# Direction
Word for word, set down the records and skip each picture.

# Records supplied

=-=-=

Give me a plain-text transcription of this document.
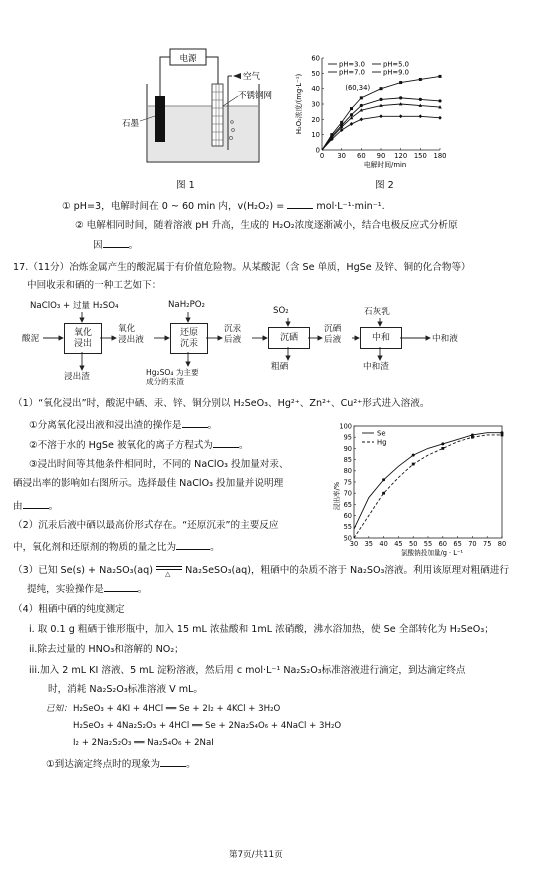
电源
石墨
空气
不锈钢网
图 1
0
10
20
30
40
50
60
0 30 60 90 120 150 180
电解时间/min
H₂O₂浓度/(mg·L⁻¹)
pH=3.0	pH=5.0
pH=7.0	pH=9.0
(60,34)
图 2
① pH=3，电解时间在 0 ~ 60 min 内，v(H₂O₂) =	mol·L⁻¹·min⁻¹.
② 电解相同时间，随着溶液 pH 升高，生成的 H₂O₂浓度逐渐减小，结合电极反应式分析原
因	。
17.（11分）冶炼金属产生的酸泥属于有价值危险物。从某酸泥（含 Se 单质，HgSe 及锌、铜的化合物等）
中回收汞和硒的一种工艺如下：
NaClO₃ + 过量 H₂SO₄	NaH₂PO₂
SO₂	石灰乳
酸泥
氧化
浸出
氧化
浸出液
还原
沉汞
沉汞
后液	沉硒
沉硒
后液	中和	中和液
浸出渣	Hg₂SO₄ 为主要
成分的汞渣
粗硒	中和渣
（1）“氧化浸出”时，酸泥中硒、汞、锌、铜分别以 H₂SeO₃、Hg²⁺、Zn²⁺、Cu²⁺形式进入溶液。
①分离氧化浸出液和浸出渣的操作是	。
②不溶于水的 HgSe 被氧化的离子方程式为	。
③浸出时间等其他条件相同时，不同的 NaClO₃ 投加量对汞、
硒浸出率的影响如右图所示。选择最佳 NaClO₃ 投加量并说明理
由	。
（2）沉汞后液中硒以最高价形式存在。“还原沉汞”的主要反应
中，氧化剂和还原剂的物质的量之比为	。
50
55
60
65
70
75
80
85
90
95
100
30 35 40 45 50 55 60 65 70 75 80
氯酸钠投加量/g · L⁻¹
浸出率/%
Se
Hg
（3）已知 Se(s) + Na₂SO₃(aq) △ Na₂SeSO₃(aq)，粗硒中的杂质不溶于 Na₂SO₃溶液。利用该原理对粗硒进行
提纯，实验操作是	。
（4）粗硒中硒的纯度测定
i. 取 0.1 g 粗硒于锥形瓶中，加入 15 mL 浓盐酸和 1mL 浓硝酸，沸水浴加热，使 Se 全部转化为 H₂SeO₃；
ii.除去过量的 HNO₃和溶解的 NO₂；
iii.加入 2 mL KI 溶液、5 mL 淀粉溶液，然后用 c mol·L⁻¹ Na₂S₂O₃标准溶液进行滴定，到达滴定终点
时，消耗 Na₂S₂O₃标准溶液 V mL。
已知： H₂SeO₃ + 4KI + 4HCl ══ Se + 2I₂ + 4KCl + 3H₂O
H₂SeO₃ + 4Na₂S₂O₃ + 4HCl ══ Se + 2Na₂S₄O₆ + 4NaCl + 3H₂O
I₂ + 2Na₂S₂O₃ ══ Na₂S₄O₆ + 2NaI
①到达滴定终点时的现象为	。
第7页/共11页
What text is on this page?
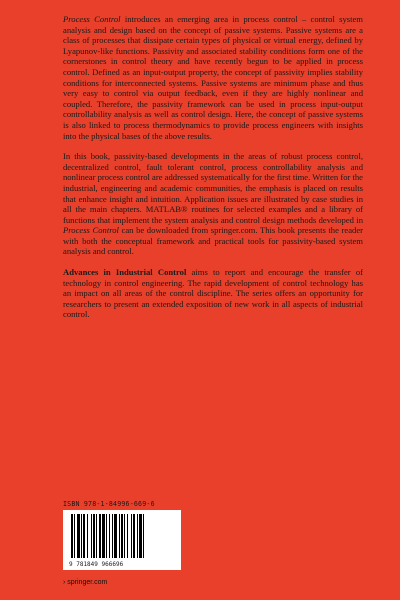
Process Control introduces an emerging area in process control – control system analysis and design based on the concept of passive systems. Passive systems are a class of processes that dissipate certain types of physical or virtual energy, defined by Lyapunov-like functions. Passivity and associated stability conditions form one of the cornerstones in control theory and have recently begun to be applied in process control. Defined as an input-output property, the concept of passivity implies stability conditions for interconnected systems. Passive systems are minimum phase and thus very easy to control via output feedback, even if they are highly nonlinear and coupled. Therefore, the passivity framework can be used in process input-output controllability analysis as well as control design. Here, the concept of passive systems is also linked to process thermodynamics to provide process engineers with insights into the physical bases of the above results.

In this book, passivity-based developments in the areas of robust process control, decentralized control, fault tolerant control, process controllability analysis and nonlinear process control are addressed systematically for the first time. Written for the industrial, engineering and academic communities, the emphasis is placed on results that enhance insight and intuition. Application issues are illustrated by case studies in all the main chapters. MATLAB® routines for selected examples and a library of functions that implement the system analysis and control design methods developed in Process Control can be downloaded from springer.com. This book presents the reader with both the conceptual framework and practical tools for passivity-based system analysis and control.

Advances in Industrial Control aims to report and encourage the transfer of technology in control engineering. The rapid development of control technology has an impact on all areas of the control discipline. The series offers an opportunity for researchers to present an extended exposition of new work in all aspects of industrial control.

ISBN 978-1-84996-669-6
9 781849 966696
› springer.com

=-=-=

# Task response
Give me a plain-text transcription of this document.
电源
石墨
空气
不锈钢网
图 1
0
10
20
30
40
50
60
0 30 60 90 120 150 180
电解时间/min
H₂O₂浓度/(mg·L⁻¹)
pH=3.0	pH=5.0
pH=7.0	pH=9.0
(60,34)
图 2
① pH=3，电解时间在 0 ~ 60 min 内，v(H₂O₂) =	mol·L⁻¹·min⁻¹.
② 电解相同时间，随着溶液 pH 升高，生成的 H₂O₂浓度逐渐减小，结合电极反应式分析原
因	。
17.（11分）冶炼金属产生的酸泥属于有价值危险物。从某酸泥（含 Se 单质，HgSe 及锌、铜的化合物等）
中回收汞和硒的一种工艺如下：
NaClO₃ + 过量 H₂SO₄	NaH₂PO₂
SO₂	石灰乳
酸泥
氧化
浸出
氧化
浸出液
还原
沉汞
沉汞
后液	沉硒
沉硒
后液	中和	中和液
浸出渣	Hg₂SO₄ 为主要
成分的汞渣
粗硒	中和渣
（1）“氧化浸出”时，酸泥中硒、汞、锌、铜分别以 H₂SeO₃、Hg²⁺、Zn²⁺、Cu²⁺形式进入溶液。
①分离氧化浸出液和浸出渣的操作是	。
②不溶于水的 HgSe 被氧化的离子方程式为	。
③浸出时间等其他条件相同时，不同的 NaClO₃ 投加量对汞、
硒浸出率的影响如右图所示。选择最佳 NaClO₃ 投加量并说明理
由	。
（2）沉汞后液中硒以最高价形式存在。“还原沉汞”的主要反应
中，氧化剂和还原剂的物质的量之比为	。
50
55
60
65
70
75
80
85
90
95
100
30 35 40 45 50 55 60 65 70 75 80
氯酸钠投加量/g · L⁻¹
浸出率/%
Se
Hg
（3）已知 Se(s) + Na₂SO₃(aq) △ Na₂SeSO₃(aq)，粗硒中的杂质不溶于 Na₂SO₃溶液。利用该原理对粗硒进行
提纯，实验操作是	。
（4）粗硒中硒的纯度测定
i. 取 0.1 g 粗硒于锥形瓶中，加入 15 mL 浓盐酸和 1mL 浓硝酸，沸水浴加热，使 Se 全部转化为 H₂SeO₃；
ii.除去过量的 HNO₃和溶解的 NO₂；
iii.加入 2 mL KI 溶液、5 mL 淀粉溶液，然后用 c mol·L⁻¹ Na₂S₂O₃标准溶液进行滴定，到达滴定终点
时，消耗 Na₂S₂O₃标准溶液 V mL。
已知： H₂SeO₃ + 4KI + 4HCl ══ Se + 2I₂ + 4KCl + 3H₂O
H₂SeO₃ + 4Na₂S₂O₃ + 4HCl ══ Se + 2Na₂S₄O₆ + 4NaCl + 3H₂O
I₂ + 2Na₂S₂O₃ ══ Na₂S₄O₆ + 2NaI
①到达滴定终点时的现象为	。
第7页/共11页
What text is on this page?
Process Control introduces an emerging area in process control – control system analysis and design based on the concept of passive systems. Passive systems are a class of processes that dissipate certain types of physical or virtual energy, defined by Lyapunov-like functions. Passivity and associated stability conditions form one of the cornerstones in control theory and have recently begun to be applied in process control. Defined as an input-output property, the concept of passivity implies stability conditions for interconnected systems. Passive systems are minimum phase and thus very easy to control via output feedback, even if they are highly nonlinear and coupled. Therefore, the passivity framework can be used in process input-output controllability analysis as well as control design. Here, the concept of passive systems is also linked to process thermodynamics to provide process engineers with insights into the physical bases of the above results.

In this book, passivity-based developments in the areas of robust process control, decentralized control, fault tolerant control, process controllability analysis and nonlinear process control are addressed systematically for the first time. Written for the industrial, engineering and academic communities, the emphasis is placed on results that enhance insight and intuition. Application issues are illustrated by case studies in all the main chapters. MATLAB® routines for selected examples and a library of functions that implement the system analysis and control design methods developed in Process Control can be downloaded from springer.com. This book presents the reader with both the conceptual framework and practical tools for passivity-based system analysis and control.

Advances in Industrial Control aims to report and encourage the transfer of technology in control engineering. The rapid development of control technology has an impact on all areas of the control discipline. The series offers an opportunity for researchers to present an extended exposition of new work in all aspects of industrial control.

ISBN 978-1-84996-669-6
9 781849 966696
› springer.com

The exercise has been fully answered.